Excerto da página
22. Os réus adquiriram o prédio objecto dos presentes autos por legado que lhes foi deixado pela primitiva proprietária, KK.

23. O arrendatário LL faleceu em 31 de maio de 2005 no estado de casado com HH.

24. HH sucedeu na posição do arrendatário falecido, passando a pagar a respectiva renda.

25. Em janeiro de 2018, na qualidade de arrendatário, o Autor celebrou com FF um contrato de arrendamento habitacional, pelo prazo de um ano, renovável, relativo à cave esquerda do mesmo prédio.

26. Em resposta à carta dos Réus de 6/09/2022, a 15.09.2022, o autor enviou ao mandatário dos réus o seguinte email: “Caros Srs., Acuso a recepção da v/ carta de 6 de Set. em que me informaram que a Srª HH exerceu o direito de preferência na compra do prédio sito na R. Gen. Humberto Delgado nº 2 pelo que solicito a devolução do dinheiro que entreguei como sinal (110.000,00 euro) para a conta abaixo indicada. (…)” doc. 7 da contestação

27. Por email de 22.09.2022, o mandatário dos réus informou a mandatária do autor do dia, hora e local onde se iria realizar a escritura do prédio em causa, tendo igualmente o mesmo mandatário, por email de 29.09.2022, dirigido à mandatária do Autor a seguinte informação: “Exmª Colega, Junto a minha troca de emails com o n/Colega Dr. MM, advogado da parte compradora, referente à escritura do prédio da Cova da Piedade, agendada para amanhã, dia 30 às 10h. A escritura terá lugar, não no Cartório que lhe indiquei anteriormente, mas sim em casa da compradora, (…), ao cuidado da Notária (…).”.

28. O Autor não compareceu na escritura pública de compra e venda outorgada entre os Réus e a referida HH, nem questionou que esta, enquanto arrendatária de um prédio em propriedade total, pudesse exercer o direito de preferência na aquisição da totalidade do prédio.

29. O Réu DD foi casado com EE no regime de separação de bens.

30. O Autor tinha conhecimento aquando do contrato celebrado com os RR. que alguns dos andares do prédio objecto dos autos se encontravam ocupados, mediante contratos de arrendamentos.

31. Nos termos da cláusula quinta do contrato promessa celebrado entre as partes e em causa nos autos estabeleceu-se que: ”UM- Os promitentes-vendedores obrigam-se a, se o Promitente-Comprador o desejar, notificar o presente contrato promessa de compra e venda a todas as entidades que sejam titulares de direito de preferência na venda prometida.

Dados brutos
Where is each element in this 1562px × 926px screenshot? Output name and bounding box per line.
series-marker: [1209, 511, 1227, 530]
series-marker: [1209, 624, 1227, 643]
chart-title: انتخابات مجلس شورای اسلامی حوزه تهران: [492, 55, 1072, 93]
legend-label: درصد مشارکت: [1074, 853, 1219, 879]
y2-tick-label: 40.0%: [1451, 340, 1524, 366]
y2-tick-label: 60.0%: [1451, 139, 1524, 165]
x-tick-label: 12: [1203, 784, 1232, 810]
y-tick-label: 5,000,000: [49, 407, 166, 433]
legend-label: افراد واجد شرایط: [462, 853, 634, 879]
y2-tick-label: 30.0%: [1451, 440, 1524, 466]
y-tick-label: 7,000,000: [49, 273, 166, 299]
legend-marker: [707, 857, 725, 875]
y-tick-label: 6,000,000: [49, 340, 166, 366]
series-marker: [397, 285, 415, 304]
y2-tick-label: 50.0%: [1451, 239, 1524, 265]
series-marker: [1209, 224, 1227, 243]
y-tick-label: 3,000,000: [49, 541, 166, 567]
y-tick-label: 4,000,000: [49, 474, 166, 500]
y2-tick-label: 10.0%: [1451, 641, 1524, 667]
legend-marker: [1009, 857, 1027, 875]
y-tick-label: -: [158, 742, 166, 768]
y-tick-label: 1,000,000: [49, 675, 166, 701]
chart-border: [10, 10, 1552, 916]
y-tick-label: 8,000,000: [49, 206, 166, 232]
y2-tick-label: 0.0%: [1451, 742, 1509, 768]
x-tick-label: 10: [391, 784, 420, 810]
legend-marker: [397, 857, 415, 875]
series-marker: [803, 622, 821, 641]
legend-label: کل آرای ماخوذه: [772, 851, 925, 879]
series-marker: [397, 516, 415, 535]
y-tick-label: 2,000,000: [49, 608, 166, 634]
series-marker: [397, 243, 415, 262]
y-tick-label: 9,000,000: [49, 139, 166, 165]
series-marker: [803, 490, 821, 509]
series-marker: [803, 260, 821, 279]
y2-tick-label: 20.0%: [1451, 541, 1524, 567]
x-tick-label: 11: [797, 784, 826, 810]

Desafios
(A) Segundo o excerto da página, em que data faleceu o arrendatário LL?
(B) Reescreva de forma mais breve o parágrafo do excerto da página que começa por "Por email de 22.09.2022", mantendo os factos principais.
(C) Escreva a continuação do excerto da página sobre a venda do prédio, começando logo a seguir à última frase apresentada.

Respostas finais
(A) Em 31 de maio de 2005.

(B) A 22.09.2022, o mandatário dos réus informou a mandatária do autor do dia, da hora e do local da escritura do prédio. A 29.09.2022, enviou-lhe a sua troca de emails com o Dr. MM, advogado da parte compradora. Avisou também que a escritura do prédio da Cova da Piedade, marcada para o dia 30 às 10h, não se faria no cartório antes indicado, mas em casa da compradora, perante a notária.

(C)
Dois- Caso alguma dessas entidades venha a exercer o direito de preferência que lhe assiste, o presente contrato ficará imediatamente sem qualquer efeito, devendo os Promitentes-Vendedores restituir ao Promitente-Comprador a parte do preço que dele recebeu em singelo e sem quaisquer juros, nos 15 (quinze) dias seguintes àquele em que venham a tomar conhecimento desse exercício.”

3. O Direito

Está provado que entre o A. e os RR. foi celebrado um contrato-promessa (art.º 410.º n.º 1 do Código Civil), nos termos do qual os RR. obrigaram-se a vender ao A. e este obrigou-se a comprar àqueles um determinado imóvel.

Os contratos regem-se pelo clausulado pelas partes, dentro dos limites da lei (art.º 405.º do Código Civil).

Os contratos devem ser pontualmente cumpridos e só podem extinguir-se por mútuo consentimento dos contraentes ou nos casos admitidos na lei (n.º 1 do art.º 406.º do Código Civil).

Sendo certo que “o devedor cumpre a obrigação quando realiza a prestação a que está vinculado” (n.º 1 do art.º 762.º do Código Civil).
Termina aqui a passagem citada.